For purely selfish reasons, let's make this first one easy to get to for the D.F. crowd. How about Ajusco?


----------



## tigerdog (Mar 16, 2004)

Where is El Chico


----------



## Warp (May 24, 2004)

tigerdog said:


> For purely selfish reasons, let's make this first one easy to get to for the D.F. crowd. How about Ajusco?


In that case I'd say Desierto would be better for you... not too bumpy. It'll be better for your leg.


----------



## arivas (Oct 11, 2005)

*In favor of El Chico*

But I don´t have a car... El Desierto would be the easiest one for me to go... whatever! Just count me in and I'll find my way!


----------



## arivas (Oct 11, 2005)

*To the NW of Mexio city...*

It's about at 1:30 hours from Mexico City by car, very close to Pachuca, the place where the english minners started the soccer thing in this country... I think El Chico is the oldest National Park in Mexico, a beautifull place indeed.


----------



## rzozaya1969 (Nov 28, 2004)

I've seen the responses. While I think that 'El Chico' is one of the best (or prettiest) places to ride close to Mexico City, I'm thinking that maybe the logistic to get everybody there would be a little difficult, specially since not all have a car. Maybe we could leave 'El Chico' for the second Mexico MTBR gathering (if the first one doesn't fall on our faces), and the place to ride it is still on standby.

[Aim] Condense the paragraph of the forum thread above that begins "I've seen the responses" into a short bulleted list that keeps its main points.

[Extracted material]
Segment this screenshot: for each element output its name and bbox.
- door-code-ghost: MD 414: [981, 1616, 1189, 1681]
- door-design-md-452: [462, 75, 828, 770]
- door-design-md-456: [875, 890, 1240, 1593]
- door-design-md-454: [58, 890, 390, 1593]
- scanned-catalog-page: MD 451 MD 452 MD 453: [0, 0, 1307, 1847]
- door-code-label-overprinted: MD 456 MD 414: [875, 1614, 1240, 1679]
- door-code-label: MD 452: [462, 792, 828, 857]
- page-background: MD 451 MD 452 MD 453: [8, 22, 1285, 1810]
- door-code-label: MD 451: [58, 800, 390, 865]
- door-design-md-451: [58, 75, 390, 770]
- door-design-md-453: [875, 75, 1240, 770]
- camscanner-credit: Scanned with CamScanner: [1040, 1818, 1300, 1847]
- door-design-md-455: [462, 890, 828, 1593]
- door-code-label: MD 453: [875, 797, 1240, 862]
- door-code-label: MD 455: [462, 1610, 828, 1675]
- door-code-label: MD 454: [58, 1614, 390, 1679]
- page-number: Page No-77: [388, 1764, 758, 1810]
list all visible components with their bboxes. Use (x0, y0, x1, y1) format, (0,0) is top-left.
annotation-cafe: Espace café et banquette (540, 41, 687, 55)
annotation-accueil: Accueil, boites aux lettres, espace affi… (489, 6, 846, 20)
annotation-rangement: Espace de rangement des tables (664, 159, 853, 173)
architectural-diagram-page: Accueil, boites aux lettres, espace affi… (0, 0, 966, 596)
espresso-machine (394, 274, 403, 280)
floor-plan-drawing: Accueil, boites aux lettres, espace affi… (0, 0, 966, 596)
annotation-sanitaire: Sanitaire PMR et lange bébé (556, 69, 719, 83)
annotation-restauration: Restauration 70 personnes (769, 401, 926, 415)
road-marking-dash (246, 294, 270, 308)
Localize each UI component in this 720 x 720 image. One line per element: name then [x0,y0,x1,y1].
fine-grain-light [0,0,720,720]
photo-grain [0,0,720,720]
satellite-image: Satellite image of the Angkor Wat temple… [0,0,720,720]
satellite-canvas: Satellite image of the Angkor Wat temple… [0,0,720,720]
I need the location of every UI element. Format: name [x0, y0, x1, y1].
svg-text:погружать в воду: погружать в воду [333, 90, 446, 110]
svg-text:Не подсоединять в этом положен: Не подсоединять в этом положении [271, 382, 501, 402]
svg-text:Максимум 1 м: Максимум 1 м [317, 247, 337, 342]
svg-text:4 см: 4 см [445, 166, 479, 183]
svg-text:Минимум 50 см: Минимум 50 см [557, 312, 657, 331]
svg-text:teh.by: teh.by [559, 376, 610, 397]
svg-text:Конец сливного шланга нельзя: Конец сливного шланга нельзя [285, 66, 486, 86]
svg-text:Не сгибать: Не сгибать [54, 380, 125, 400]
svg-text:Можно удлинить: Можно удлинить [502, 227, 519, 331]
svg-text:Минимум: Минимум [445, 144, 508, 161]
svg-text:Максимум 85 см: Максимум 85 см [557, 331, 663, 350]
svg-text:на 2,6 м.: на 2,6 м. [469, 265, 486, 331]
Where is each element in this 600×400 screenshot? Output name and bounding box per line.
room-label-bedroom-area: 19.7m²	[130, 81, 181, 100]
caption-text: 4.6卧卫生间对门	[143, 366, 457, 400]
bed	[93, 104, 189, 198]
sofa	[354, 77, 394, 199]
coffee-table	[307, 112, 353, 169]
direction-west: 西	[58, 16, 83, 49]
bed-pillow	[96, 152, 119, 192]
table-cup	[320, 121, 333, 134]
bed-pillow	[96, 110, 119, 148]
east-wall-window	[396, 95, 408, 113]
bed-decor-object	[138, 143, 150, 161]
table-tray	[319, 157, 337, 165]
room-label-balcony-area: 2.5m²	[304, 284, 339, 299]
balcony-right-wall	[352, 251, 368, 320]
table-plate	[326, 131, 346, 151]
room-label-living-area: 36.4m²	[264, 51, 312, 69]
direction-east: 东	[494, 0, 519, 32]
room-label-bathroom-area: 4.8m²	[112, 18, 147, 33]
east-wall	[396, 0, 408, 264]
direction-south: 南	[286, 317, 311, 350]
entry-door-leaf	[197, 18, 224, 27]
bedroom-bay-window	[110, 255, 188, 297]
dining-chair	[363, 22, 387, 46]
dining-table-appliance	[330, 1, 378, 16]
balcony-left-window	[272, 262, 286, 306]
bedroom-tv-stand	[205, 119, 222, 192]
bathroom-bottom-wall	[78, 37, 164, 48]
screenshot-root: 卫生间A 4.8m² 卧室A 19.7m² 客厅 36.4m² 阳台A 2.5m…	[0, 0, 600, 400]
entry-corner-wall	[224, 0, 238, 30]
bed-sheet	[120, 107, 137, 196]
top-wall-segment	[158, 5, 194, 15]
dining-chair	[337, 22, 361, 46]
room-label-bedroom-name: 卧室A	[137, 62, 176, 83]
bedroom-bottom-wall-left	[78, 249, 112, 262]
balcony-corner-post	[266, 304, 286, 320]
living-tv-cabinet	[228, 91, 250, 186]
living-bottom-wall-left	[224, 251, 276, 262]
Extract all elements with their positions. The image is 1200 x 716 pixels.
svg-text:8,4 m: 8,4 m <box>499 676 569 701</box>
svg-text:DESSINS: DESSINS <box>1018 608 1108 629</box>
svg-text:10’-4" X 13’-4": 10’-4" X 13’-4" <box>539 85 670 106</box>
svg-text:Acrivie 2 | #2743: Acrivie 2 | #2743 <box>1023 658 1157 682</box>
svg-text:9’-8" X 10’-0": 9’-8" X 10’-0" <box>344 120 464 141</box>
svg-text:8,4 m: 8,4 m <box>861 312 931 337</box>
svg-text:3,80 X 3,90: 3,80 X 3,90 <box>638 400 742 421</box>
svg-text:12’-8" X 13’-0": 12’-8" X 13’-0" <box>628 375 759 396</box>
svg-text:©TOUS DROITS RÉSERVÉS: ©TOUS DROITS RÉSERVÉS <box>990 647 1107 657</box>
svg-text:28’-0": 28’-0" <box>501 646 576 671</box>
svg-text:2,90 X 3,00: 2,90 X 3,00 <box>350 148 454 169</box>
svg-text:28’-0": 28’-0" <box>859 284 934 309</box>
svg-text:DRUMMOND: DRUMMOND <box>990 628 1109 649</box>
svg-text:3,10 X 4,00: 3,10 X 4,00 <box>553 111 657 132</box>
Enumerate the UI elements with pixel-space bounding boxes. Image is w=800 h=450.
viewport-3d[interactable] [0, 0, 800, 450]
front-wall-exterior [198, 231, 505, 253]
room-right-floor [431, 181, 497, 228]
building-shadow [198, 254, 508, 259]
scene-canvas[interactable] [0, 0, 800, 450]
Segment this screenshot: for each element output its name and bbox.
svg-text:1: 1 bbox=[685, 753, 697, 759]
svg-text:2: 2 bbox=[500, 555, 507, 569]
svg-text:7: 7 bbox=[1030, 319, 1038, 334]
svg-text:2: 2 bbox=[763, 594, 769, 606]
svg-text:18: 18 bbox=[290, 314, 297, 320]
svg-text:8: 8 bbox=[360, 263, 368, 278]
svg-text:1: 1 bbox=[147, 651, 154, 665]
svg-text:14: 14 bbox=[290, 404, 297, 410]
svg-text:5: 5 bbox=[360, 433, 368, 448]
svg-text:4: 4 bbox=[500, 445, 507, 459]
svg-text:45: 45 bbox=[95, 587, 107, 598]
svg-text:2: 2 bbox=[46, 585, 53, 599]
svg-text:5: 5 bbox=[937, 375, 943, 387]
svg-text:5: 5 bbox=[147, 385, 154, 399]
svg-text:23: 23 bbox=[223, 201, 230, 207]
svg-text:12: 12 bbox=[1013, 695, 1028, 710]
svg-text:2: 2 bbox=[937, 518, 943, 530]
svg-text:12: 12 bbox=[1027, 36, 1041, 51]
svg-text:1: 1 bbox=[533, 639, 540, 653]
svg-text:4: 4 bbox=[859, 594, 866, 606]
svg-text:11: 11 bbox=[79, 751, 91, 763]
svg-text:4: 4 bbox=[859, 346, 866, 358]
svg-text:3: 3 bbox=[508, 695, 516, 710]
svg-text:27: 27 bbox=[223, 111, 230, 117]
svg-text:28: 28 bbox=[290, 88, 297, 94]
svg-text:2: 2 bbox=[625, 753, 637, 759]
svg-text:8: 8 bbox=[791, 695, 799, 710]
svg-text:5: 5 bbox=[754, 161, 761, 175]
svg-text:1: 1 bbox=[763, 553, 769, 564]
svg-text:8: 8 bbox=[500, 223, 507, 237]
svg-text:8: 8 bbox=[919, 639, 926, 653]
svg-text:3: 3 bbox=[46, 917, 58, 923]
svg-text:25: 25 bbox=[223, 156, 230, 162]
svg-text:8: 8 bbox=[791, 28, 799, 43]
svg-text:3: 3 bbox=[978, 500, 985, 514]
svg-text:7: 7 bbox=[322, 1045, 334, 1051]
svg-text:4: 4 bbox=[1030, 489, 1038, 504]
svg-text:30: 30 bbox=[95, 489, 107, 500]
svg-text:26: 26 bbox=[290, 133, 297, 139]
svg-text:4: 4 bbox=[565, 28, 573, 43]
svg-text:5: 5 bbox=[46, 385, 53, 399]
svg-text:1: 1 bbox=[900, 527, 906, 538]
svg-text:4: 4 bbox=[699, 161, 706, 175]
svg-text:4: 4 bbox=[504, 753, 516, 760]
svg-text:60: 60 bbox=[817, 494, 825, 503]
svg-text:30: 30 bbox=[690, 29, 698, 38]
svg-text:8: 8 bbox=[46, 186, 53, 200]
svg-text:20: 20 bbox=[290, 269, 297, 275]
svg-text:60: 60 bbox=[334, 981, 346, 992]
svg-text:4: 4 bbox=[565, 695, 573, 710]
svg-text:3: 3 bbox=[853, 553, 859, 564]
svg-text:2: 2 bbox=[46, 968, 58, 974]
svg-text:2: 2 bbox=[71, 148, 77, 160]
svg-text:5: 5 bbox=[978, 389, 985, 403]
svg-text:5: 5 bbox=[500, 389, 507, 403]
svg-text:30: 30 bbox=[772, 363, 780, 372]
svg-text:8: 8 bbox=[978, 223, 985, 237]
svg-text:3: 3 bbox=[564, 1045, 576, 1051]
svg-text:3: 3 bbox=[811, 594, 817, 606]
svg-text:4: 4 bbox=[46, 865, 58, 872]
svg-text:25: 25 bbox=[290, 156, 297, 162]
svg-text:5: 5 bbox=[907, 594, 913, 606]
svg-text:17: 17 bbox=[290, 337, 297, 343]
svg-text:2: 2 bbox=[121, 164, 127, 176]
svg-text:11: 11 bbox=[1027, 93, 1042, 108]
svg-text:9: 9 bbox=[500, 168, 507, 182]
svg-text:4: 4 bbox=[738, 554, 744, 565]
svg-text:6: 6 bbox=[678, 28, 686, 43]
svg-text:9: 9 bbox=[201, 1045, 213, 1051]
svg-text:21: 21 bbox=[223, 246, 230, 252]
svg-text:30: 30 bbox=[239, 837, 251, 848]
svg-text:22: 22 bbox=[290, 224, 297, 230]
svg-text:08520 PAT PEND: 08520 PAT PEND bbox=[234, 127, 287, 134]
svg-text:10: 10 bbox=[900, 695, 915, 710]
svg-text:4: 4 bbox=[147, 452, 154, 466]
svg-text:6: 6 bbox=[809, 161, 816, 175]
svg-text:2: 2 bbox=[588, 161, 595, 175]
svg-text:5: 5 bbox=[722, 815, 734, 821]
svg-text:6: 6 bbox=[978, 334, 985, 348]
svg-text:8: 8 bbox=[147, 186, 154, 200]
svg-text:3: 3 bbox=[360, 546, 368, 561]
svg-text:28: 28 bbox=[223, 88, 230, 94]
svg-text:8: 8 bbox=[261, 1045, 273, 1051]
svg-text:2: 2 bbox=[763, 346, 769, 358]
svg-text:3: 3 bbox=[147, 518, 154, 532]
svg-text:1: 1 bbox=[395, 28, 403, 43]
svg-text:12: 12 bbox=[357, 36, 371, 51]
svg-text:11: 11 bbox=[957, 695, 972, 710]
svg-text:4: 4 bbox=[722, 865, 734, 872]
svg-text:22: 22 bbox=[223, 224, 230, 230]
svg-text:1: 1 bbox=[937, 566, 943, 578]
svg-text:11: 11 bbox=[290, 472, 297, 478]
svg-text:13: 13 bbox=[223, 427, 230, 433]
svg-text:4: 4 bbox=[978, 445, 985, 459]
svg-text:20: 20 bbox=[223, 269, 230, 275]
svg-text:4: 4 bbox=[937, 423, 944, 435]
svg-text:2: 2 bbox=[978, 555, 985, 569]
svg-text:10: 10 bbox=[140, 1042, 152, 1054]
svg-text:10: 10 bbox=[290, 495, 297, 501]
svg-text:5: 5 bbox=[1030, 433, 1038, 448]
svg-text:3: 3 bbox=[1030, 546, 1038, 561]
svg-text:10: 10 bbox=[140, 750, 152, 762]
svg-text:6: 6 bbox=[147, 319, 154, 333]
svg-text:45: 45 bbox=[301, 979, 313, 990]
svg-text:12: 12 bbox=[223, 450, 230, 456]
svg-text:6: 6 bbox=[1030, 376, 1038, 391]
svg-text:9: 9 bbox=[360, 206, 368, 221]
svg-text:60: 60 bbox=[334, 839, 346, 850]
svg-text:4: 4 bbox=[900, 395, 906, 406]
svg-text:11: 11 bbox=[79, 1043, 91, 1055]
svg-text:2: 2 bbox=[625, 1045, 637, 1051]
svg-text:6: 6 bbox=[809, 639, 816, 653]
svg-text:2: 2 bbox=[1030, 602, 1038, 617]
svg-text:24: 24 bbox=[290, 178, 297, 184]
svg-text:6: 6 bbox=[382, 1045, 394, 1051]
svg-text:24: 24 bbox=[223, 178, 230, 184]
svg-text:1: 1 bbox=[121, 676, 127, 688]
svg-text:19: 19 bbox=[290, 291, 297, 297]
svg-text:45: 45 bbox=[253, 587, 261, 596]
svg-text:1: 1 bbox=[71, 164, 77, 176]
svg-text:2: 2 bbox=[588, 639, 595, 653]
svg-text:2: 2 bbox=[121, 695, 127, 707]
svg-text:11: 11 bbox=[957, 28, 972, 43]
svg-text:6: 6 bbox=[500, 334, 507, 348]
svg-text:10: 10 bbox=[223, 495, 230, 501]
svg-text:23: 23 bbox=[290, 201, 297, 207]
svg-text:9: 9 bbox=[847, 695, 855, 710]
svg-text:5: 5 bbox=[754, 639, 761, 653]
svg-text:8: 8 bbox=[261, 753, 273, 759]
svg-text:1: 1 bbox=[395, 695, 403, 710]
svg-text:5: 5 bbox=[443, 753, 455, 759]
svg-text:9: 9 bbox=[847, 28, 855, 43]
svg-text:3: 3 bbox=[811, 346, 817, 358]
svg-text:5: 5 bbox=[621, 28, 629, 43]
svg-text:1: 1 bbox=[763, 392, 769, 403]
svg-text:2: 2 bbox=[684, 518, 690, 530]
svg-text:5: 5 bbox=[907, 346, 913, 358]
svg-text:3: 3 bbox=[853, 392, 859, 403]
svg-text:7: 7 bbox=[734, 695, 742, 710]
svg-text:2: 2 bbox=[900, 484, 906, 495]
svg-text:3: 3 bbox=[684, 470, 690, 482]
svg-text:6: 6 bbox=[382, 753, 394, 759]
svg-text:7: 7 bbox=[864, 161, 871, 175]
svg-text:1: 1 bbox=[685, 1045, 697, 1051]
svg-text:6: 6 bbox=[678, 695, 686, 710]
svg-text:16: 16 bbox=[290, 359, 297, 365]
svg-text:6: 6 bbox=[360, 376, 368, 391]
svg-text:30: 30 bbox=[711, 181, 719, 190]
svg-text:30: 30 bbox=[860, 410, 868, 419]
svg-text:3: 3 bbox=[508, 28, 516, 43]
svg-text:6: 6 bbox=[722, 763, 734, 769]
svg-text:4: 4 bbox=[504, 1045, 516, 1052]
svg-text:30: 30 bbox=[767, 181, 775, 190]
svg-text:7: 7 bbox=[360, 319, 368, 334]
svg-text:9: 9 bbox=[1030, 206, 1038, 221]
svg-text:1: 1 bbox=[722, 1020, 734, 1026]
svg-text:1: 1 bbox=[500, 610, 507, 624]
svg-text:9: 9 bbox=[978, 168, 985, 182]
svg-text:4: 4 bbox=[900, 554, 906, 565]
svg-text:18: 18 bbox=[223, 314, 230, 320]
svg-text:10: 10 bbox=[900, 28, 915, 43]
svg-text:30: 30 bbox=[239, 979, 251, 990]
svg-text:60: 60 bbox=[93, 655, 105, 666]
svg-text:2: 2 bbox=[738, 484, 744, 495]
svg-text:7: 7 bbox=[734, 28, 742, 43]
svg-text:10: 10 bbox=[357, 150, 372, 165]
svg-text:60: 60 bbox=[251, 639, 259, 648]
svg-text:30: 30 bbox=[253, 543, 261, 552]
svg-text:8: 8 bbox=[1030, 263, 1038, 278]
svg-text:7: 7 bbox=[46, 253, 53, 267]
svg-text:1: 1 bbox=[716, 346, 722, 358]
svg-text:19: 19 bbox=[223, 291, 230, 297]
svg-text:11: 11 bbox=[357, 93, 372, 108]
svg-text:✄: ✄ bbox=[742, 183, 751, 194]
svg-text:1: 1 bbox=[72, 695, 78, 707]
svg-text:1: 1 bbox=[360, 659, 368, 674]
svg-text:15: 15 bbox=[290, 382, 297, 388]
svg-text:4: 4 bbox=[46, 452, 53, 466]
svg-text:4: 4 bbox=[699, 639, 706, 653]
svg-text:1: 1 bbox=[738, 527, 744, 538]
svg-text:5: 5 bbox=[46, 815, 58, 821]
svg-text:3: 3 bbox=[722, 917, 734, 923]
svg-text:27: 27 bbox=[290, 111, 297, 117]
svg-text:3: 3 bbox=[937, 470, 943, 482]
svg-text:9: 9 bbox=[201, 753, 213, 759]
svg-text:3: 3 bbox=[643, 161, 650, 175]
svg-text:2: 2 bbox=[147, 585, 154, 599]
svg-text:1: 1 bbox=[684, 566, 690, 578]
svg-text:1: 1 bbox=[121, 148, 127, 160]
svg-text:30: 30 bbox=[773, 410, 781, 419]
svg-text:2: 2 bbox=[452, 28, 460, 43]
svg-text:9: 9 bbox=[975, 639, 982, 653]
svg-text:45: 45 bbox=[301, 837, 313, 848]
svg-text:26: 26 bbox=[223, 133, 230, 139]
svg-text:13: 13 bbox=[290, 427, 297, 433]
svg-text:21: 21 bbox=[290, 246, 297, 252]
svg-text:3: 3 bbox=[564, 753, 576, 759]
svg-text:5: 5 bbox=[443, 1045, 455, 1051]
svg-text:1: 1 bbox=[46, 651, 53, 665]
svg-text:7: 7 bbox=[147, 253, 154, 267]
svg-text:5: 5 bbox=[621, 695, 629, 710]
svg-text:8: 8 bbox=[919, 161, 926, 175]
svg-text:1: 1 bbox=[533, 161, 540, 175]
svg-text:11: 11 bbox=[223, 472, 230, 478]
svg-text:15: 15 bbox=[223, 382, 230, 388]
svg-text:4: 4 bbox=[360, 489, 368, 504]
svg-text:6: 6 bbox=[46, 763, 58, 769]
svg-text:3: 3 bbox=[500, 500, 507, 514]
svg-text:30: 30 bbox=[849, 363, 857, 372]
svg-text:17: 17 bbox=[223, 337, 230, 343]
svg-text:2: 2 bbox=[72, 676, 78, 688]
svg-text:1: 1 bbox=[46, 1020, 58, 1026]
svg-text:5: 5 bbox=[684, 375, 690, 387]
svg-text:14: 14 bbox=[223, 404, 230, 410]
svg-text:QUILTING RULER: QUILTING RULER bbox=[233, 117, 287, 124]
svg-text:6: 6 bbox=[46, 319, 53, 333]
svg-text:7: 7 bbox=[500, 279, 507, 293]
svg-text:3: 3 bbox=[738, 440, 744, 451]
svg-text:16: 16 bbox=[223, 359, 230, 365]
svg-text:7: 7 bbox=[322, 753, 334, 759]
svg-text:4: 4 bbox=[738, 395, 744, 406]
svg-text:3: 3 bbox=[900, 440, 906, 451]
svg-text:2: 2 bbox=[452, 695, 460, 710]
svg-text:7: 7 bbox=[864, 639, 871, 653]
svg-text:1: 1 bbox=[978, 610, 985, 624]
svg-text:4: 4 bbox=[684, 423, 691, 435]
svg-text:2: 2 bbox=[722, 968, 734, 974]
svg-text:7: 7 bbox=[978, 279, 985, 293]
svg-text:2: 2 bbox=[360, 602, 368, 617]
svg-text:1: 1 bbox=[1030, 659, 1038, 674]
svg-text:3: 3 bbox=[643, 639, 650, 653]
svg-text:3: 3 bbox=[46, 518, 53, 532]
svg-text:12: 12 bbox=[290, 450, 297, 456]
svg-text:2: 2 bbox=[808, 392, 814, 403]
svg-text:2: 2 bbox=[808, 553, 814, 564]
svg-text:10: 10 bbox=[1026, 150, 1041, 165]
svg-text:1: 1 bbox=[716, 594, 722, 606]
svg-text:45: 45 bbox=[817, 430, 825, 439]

[Written answer]
- The writer has seen the responses.
- El Chico is one of the best, or prettiest, places to ride near Mexico City.
- Getting everyone there could be difficult, especially since not everyone has a car.
- El Chico could be saved for the second Mexico MTBR gathering, if the first one doesn't fail.
- The place for the ride is still on standby.